# [Materials provided]
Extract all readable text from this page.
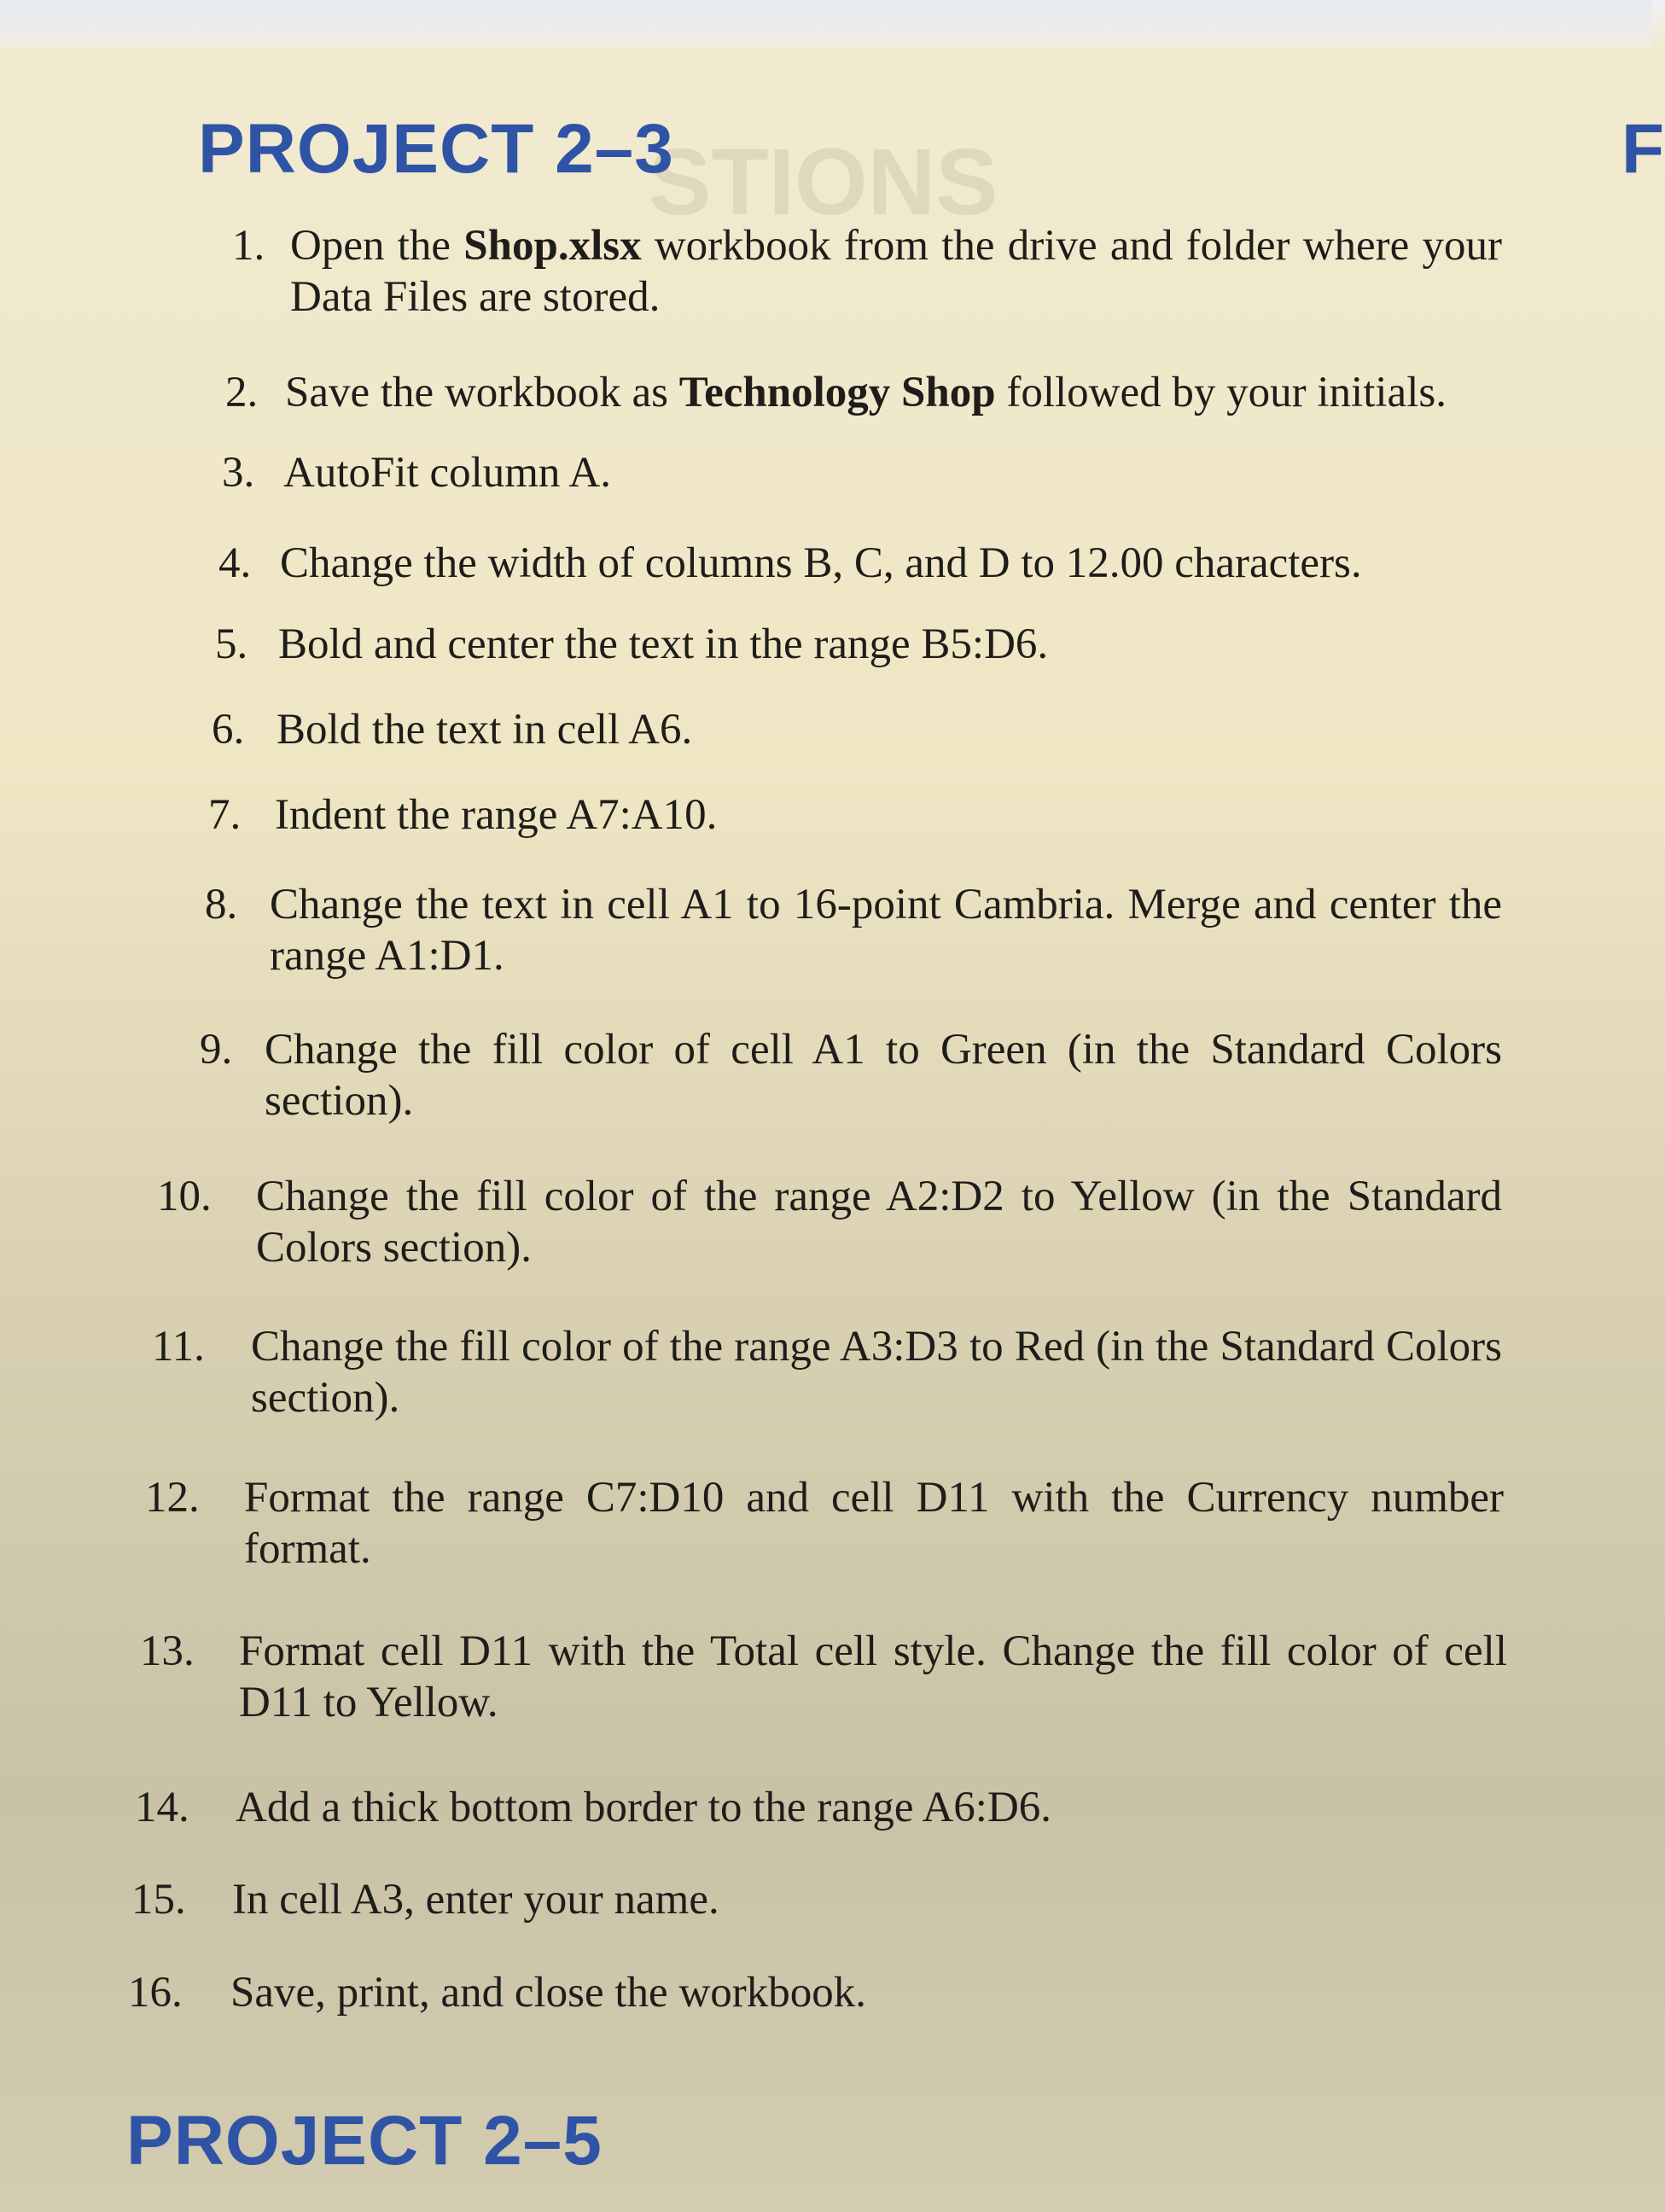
STIONS
PROJECT 2–3	F
1. Open the Shop.xlsx workbook from the drive and folder where your Data Files are stored.
2. Save the workbook as Technology Shop followed by your initials.
3. AutoFit column A.
4. Change the width of columns B, C, and D to 12.00 characters.
5. Bold and center the text in the range B5:D6.
6. Bold the text in cell A6.
7. Indent the range A7:A10.
8. Change the text in cell A1 to 16-point Cambria. Merge and center the range A1:D1.
9. Change the fill color of cell A1 to Green (in the Standard Colors section).
10. Change the fill color of the range A2:D2 to Yellow (in the Standard Colors section).
11. Change the fill color of the range A3:D3 to Red (in the Standard Colors section).
12. Format the range C7:D10 and cell D11 with the Currency number format.
13. Format cell D11 with the Total cell style. Change the fill color of cell D11 to Yellow.
14. Add a thick bottom border to the range A6:D6.
15. In cell A3, enter your name.
16. Save, print, and close the workbook.
PROJECT 2–5
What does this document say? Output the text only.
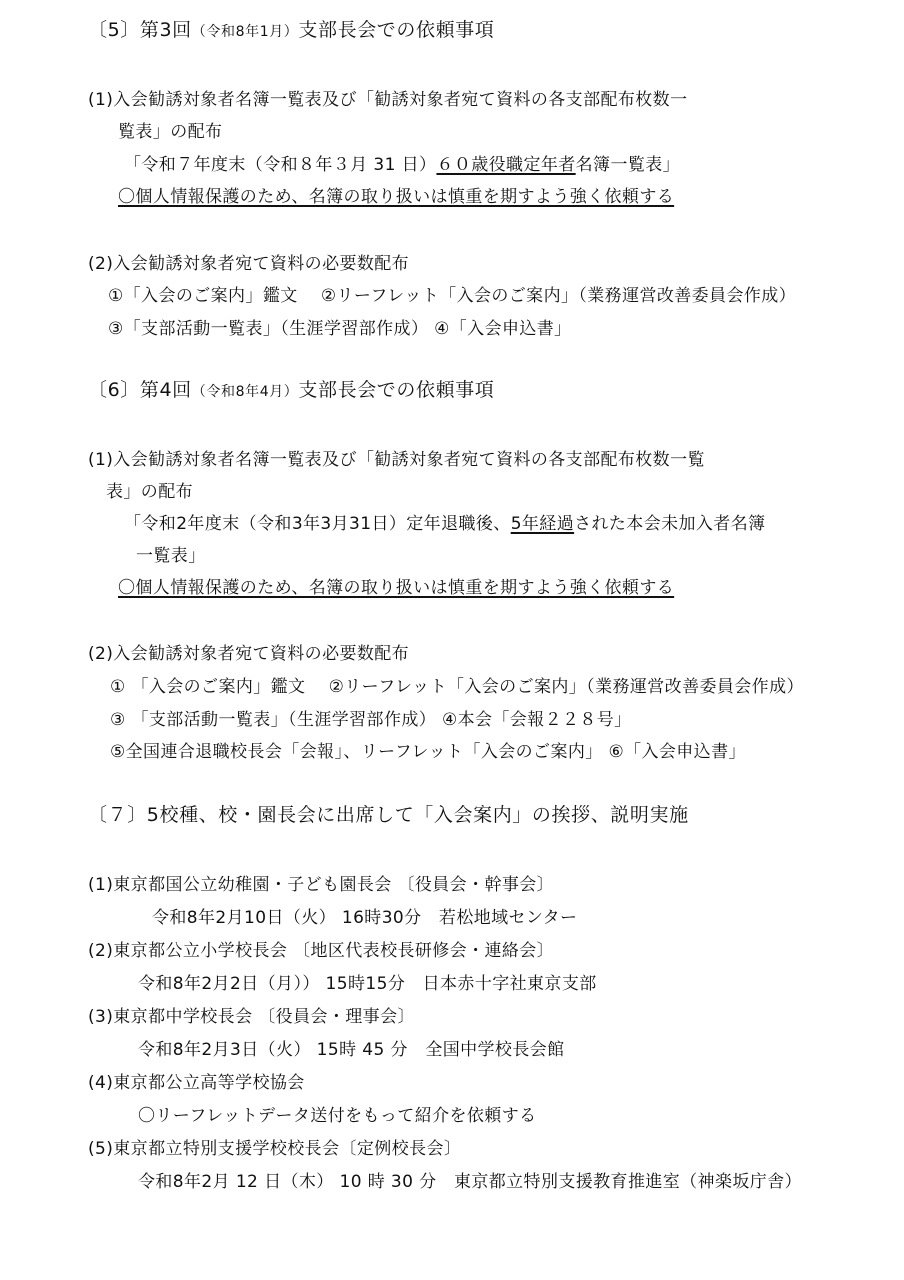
〔5〕第3回（令和8年1月）支部長会での依頼事項
(1)入会勧誘対象者名簿一覧表及び「勧誘対象者宛て資料の各支部配布枚数一
覧表」の配布
「令和７年度末（令和８年３月 31 日）６０歳役職定年者名簿一覧表」
〇個人情報保護のため、名簿の取り扱いは慎重を期すよう強く依頼する
(2)入会勧誘対象者宛て資料の必要数配布
①「入会のご案内」鑑文　 ②リーフレット「入会のご案内」（業務運営改善委員会作成）
③「支部活動一覧表」（生涯学習部作成） ④「入会申込書」
〔6〕第4回（令和8年4月）支部長会での依頼事項
(1)入会勧誘対象者名簿一覧表及び「勧誘対象者宛て資料の各支部配布枚数一覧
表」の配布
「令和2年度末（令和3年3月31日）定年退職後、5年経過された本会未加入者名簿
一覧表」
〇個人情報保護のため、名簿の取り扱いは慎重を期すよう強く依頼する
(2)入会勧誘対象者宛て資料の必要数配布
① 「入会のご案内」鑑文　 ②リーフレット「入会のご案内」（業務運営改善委員会作成）
③ 「支部活動一覧表」（生涯学習部作成） ④本会「会報２２８号」
⑤全国連合退職校長会「会報」、リーフレット「入会のご案内」 ⑥「入会申込書」
〔７〕5校種、校・園長会に出席して「入会案内」の挨拶、説明実施
(1)東京都国公立幼稚園・子ども園長会 〔役員会・幹事会〕
令和8年2月10日（火） 16時30分　若松地域センター
(2)東京都公立小学校長会 〔地区代表校長研修会・連絡会〕
令和8年2月2日（月）） 15時15分　日本赤十字社東京支部
(3)東京都中学校長会 〔役員会・理事会〕
令和8年2月3日（火） 15時 45 分　全国中学校長会館
(4)東京都公立高等学校協会
〇リーフレットデータ送付をもって紹介を依頼する
(5)東京都立特別支援学校校長会〔定例校長会〕
令和8年2月 12 日（木） 10 時 30 分　東京都立特別支援教育推進室（神楽坂庁舎）
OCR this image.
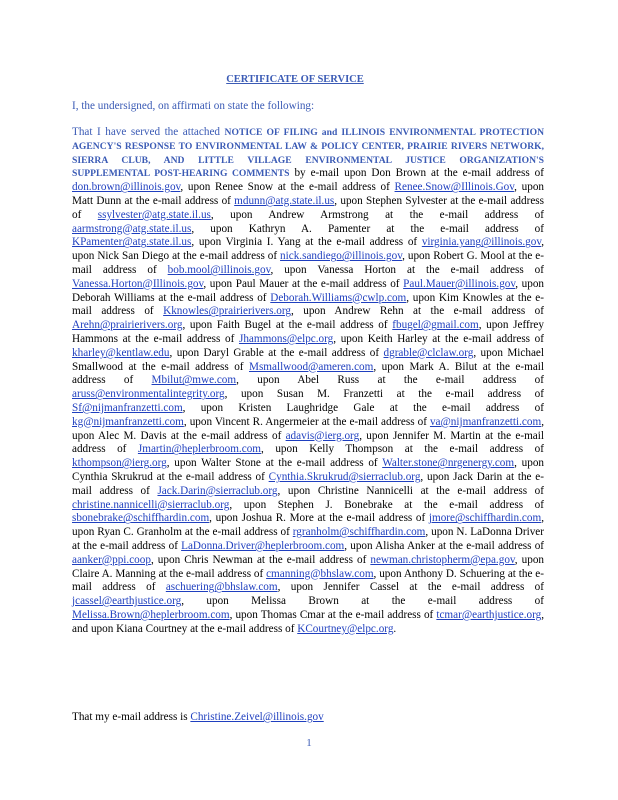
CERTIFICATE OF SERVICE
I, the undersigned, on affirmati on state the following:
That I have served the attached NOTICE OF FILING and ILLINOIS ENVIRONMENTAL PROTECTION AGENCY'S RESPONSE TO ENVIRONMENTAL LAW & POLICY CENTER, PRAIRIE RIVERS NETWORK, SIERRA CLUB, AND LITTLE VILLAGE ENVIRONMENTAL JUSTICE ORGANIZATION'S SUPPLEMENTAL POST-HEARING COMMENTS by e-mail upon Don Brown at the e-mail address of don.brown@illinois.gov, upon Renee Snow at the e-mail address of Renee.Snow@Illinois.Gov, upon Matt Dunn at the e-mail address of mdunn@atg.state.il.us, upon Stephen Sylvester at the e-mail address of ssylvester@atg.state.il.us, upon Andrew Armstrong at the e-mail address of aarmstrong@atg.state.il.us, upon Kathryn A. Pamenter at the e-mail address of KPamenter@atg.state.il.us, upon Virginia I. Yang at the e-mail address of virginia.yang@illinois.gov, upon Nick San Diego at the e-mail address of nick.sandiego@illinois.gov, upon Robert G. Mool at the e-mail address of bob.mool@illinois.gov, upon Vanessa Horton at the e-mail address of Vanessa.Horton@Illinois.gov, upon Paul Mauer at the e-mail address of Paul.Mauer@illinois.gov, upon Deborah Williams at the e-mail address of Deborah.Williams@cwlp.com, upon Kim Knowles at the e-mail address of Kknowles@prairierivers.org, upon Andrew Rehn at the e-mail address of Arehn@prairierivers.org, upon Faith Bugel at the e-mail address of fbugel@gmail.com, upon Jeffrey Hammons at the e-mail address of Jhammons@elpc.org, upon Keith Harley at the e-mail address of kharley@kentlaw.edu, upon Daryl Grable at the e-mail address of dgrable@clclaw.org, upon Michael Smallwood at the e-mail address of Msmallwood@ameren.com, upon Mark A. Bilut at the e-mail address of Mbilut@mwe.com, upon Abel Russ at the e-mail address of aruss@environmentalintegrity.org, upon Susan M. Franzetti at the e-mail address of Sf@nijmanfranzetti.com, upon Kristen Laughridge Gale at the e-mail address of kg@nijmanfranzetti.com, upon Vincent R. Angermeier at the e-mail address of va@nijmanfranzetti.com, upon Alec M. Davis at the e-mail address of adavis@ierg.org, upon Jennifer M. Martin at the e-mail address of Jmartin@heplerbroom.com, upon Kelly Thompson at the e-mail address of kthompson@ierg.org, upon Walter Stone at the e-mail address of Walter.stone@nrgenergy.com, upon Cynthia Skrukrud at the e-mail address of Cynthia.Skrukrud@sierraclub.org, upon Jack Darin at the e-mail address of Jack.Darin@sierraclub.org, upon Christine Nannicelli at the e-mail address of christine.nannicelli@sierraclub.org, upon Stephen J. Bonebrake at the e-mail address of sbonebrake@schiffhardin.com, upon Joshua R. More at the e-mail address of jmore@schiffhardin.com, upon Ryan C. Granholm at the e-mail address of rgranholm@schiffhardin.com, upon N. LaDonna Driver at the e-mail address of LaDonna.Driver@heplerbroom.com, upon Alisha Anker at the e-mail address of aanker@ppi.coop, upon Chris Newman at the e-mail address of newman.christopherm@epa.gov, upon Claire A. Manning at the e-mail address of cmanning@bhslaw.com, upon Anthony D. Schuering at the e-mail address of aschuering@bhslaw.com, upon Jennifer Cassel at the e-mail address of jcassel@earthjustice.org, upon Melissa Brown at the e-mail address of Melissa.Brown@heplerbroom.com, upon Thomas Cmar at the e-mail address of tcmar@earthjustice.org, and upon Kiana Courtney at the e-mail address of KCourtney@elpc.org.
That my e-mail address is Christine.Zeivel@illinois.gov
1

# [Work to do]
Copy out all the entries exactly. Images stay out of the copy.

# [Written solution]
Extract all readable text from this page.
STIONS
PROJECT 2–3	F
1. Open the Shop.xlsx workbook from the drive and folder where your Data Files are stored.
2. Save the workbook as Technology Shop followed by your initials.
3. AutoFit column A.
4. Change the width of columns B, C, and D to 12.00 characters.
5. Bold and center the text in the range B5:D6.
6. Bold the text in cell A6.
7. Indent the range A7:A10.
8. Change the text in cell A1 to 16-point Cambria. Merge and center the range A1:D1.
9. Change the fill color of cell A1 to Green (in the Standard Colors section).
10. Change the fill color of the range A2:D2 to Yellow (in the Standard Colors section).
11. Change the fill color of the range A3:D3 to Red (in the Standard Colors section).
12. Format the range C7:D10 and cell D11 with the Currency number format.
13. Format cell D11 with the Total cell style. Change the fill color of cell D11 to Yellow.
14. Add a thick bottom border to the range A6:D6.
15. In cell A3, enter your name.
16. Save, print, and close the workbook.
PROJECT 2–5
What does this document say? Output the text only.
〔5〕第3回（令和8年1月）支部長会での依頼事項
(1)入会勧誘対象者名簿一覧表及び「勧誘対象者宛て資料の各支部配布枚数一
覧表」の配布
「令和７年度末（令和８年３月 31 日）６０歳役職定年者名簿一覧表」
〇個人情報保護のため、名簿の取り扱いは慎重を期すよう強く依頼する
(2)入会勧誘対象者宛て資料の必要数配布
①「入会のご案内」鑑文　 ②リーフレット「入会のご案内」（業務運営改善委員会作成）
③「支部活動一覧表」（生涯学習部作成） ④「入会申込書」
〔6〕第4回（令和8年4月）支部長会での依頼事項
(1)入会勧誘対象者名簿一覧表及び「勧誘対象者宛て資料の各支部配布枚数一覧
表」の配布
「令和2年度末（令和3年3月31日）定年退職後、5年経過された本会未加入者名簿
一覧表」
〇個人情報保護のため、名簿の取り扱いは慎重を期すよう強く依頼する
(2)入会勧誘対象者宛て資料の必要数配布
① 「入会のご案内」鑑文　 ②リーフレット「入会のご案内」（業務運営改善委員会作成）
③ 「支部活動一覧表」（生涯学習部作成） ④本会「会報２２８号」
⑤全国連合退職校長会「会報」、リーフレット「入会のご案内」 ⑥「入会申込書」
〔７〕5校種、校・園長会に出席して「入会案内」の挨拶、説明実施
(1)東京都国公立幼稚園・子ども園長会 〔役員会・幹事会〕
令和8年2月10日（火） 16時30分　若松地域センター
(2)東京都公立小学校長会 〔地区代表校長研修会・連絡会〕
令和8年2月2日（月）） 15時15分　日本赤十字社東京支部
(3)東京都中学校長会 〔役員会・理事会〕
令和8年2月3日（火） 15時 45 分　全国中学校長会館
(4)東京都公立高等学校協会
〇リーフレットデータ送付をもって紹介を依頼する
(5)東京都立特別支援学校校長会〔定例校長会〕
令和8年2月 12 日（木） 10 時 30 分　東京都立特別支援教育推進室（神楽坂庁舎）
OCR this image.
CERTIFICATE OF SERVICE
I, the undersigned, on affirmati on state the following:
That I have served the attached NOTICE OF FILING and ILLINOIS ENVIRONMENTAL PROTECTION AGENCY'S RESPONSE TO ENVIRONMENTAL LAW & POLICY CENTER, PRAIRIE RIVERS NETWORK, SIERRA CLUB, AND LITTLE VILLAGE ENVIRONMENTAL JUSTICE ORGANIZATION'S SUPPLEMENTAL POST-HEARING COMMENTS by e-mail upon Don Brown at the e-mail address of don.brown@illinois.gov, upon Renee Snow at the e-mail address of Renee.Snow@Illinois.Gov, upon Matt Dunn at the e-mail address of mdunn@atg.state.il.us, upon Stephen Sylvester at the e-mail address of ssylvester@atg.state.il.us, upon Andrew Armstrong at the e-mail address of aarmstrong@atg.state.il.us, upon Kathryn A. Pamenter at the e-mail address of KPamenter@atg.state.il.us, upon Virginia I. Yang at the e-mail address of virginia.yang@illinois.gov, upon Nick San Diego at the e-mail address of nick.sandiego@illinois.gov, upon Robert G. Mool at the e-mail address of bob.mool@illinois.gov, upon Vanessa Horton at the e-mail address of Vanessa.Horton@Illinois.gov, upon Paul Mauer at the e-mail address of Paul.Mauer@illinois.gov, upon Deborah Williams at the e-mail address of Deborah.Williams@cwlp.com, upon Kim Knowles at the e-mail address of Kknowles@prairierivers.org, upon Andrew Rehn at the e-mail address of Arehn@prairierivers.org, upon Faith Bugel at the e-mail address of fbugel@gmail.com, upon Jeffrey Hammons at the e-mail address of Jhammons@elpc.org, upon Keith Harley at the e-mail address of kharley@kentlaw.edu, upon Daryl Grable at the e-mail address of dgrable@clclaw.org, upon Michael Smallwood at the e-mail address of Msmallwood@ameren.com, upon Mark A. Bilut at the e-mail address of Mbilut@mwe.com, upon Abel Russ at the e-mail address of aruss@environmentalintegrity.org, upon Susan M. Franzetti at the e-mail address of Sf@nijmanfranzetti.com, upon Kristen Laughridge Gale at the e-mail address of kg@nijmanfranzetti.com, upon Vincent R. Angermeier at the e-mail address of va@nijmanfranzetti.com, upon Alec M. Davis at the e-mail address of adavis@ierg.org, upon Jennifer M. Martin at the e-mail address of Jmartin@heplerbroom.com, upon Kelly Thompson at the e-mail address of kthompson@ierg.org, upon Walter Stone at the e-mail address of Walter.stone@nrgenergy.com, upon Cynthia Skrukrud at the e-mail address of Cynthia.Skrukrud@sierraclub.org, upon Jack Darin at the e-mail address of Jack.Darin@sierraclub.org, upon Christine Nannicelli at the e-mail address of christine.nannicelli@sierraclub.org, upon Stephen J. Bonebrake at the e-mail address of sbonebrake@schiffhardin.com, upon Joshua R. More at the e-mail address of jmore@schiffhardin.com, upon Ryan C. Granholm at the e-mail address of rgranholm@schiffhardin.com, upon N. LaDonna Driver at the e-mail address of LaDonna.Driver@heplerbroom.com, upon Alisha Anker at the e-mail address of aanker@ppi.coop, upon Chris Newman at the e-mail address of newman.christopherm@epa.gov, upon Claire A. Manning at the e-mail address of cmanning@bhslaw.com, upon Anthony D. Schuering at the e-mail address of aschuering@bhslaw.com, upon Jennifer Cassel at the e-mail address of jcassel@earthjustice.org, upon Melissa Brown at the e-mail address of Melissa.Brown@heplerbroom.com, upon Thomas Cmar at the e-mail address of tcmar@earthjustice.org, and upon Kiana Courtney at the e-mail address of KCourtney@elpc.org.
That my e-mail address is Christine.Zeivel@illinois.gov
1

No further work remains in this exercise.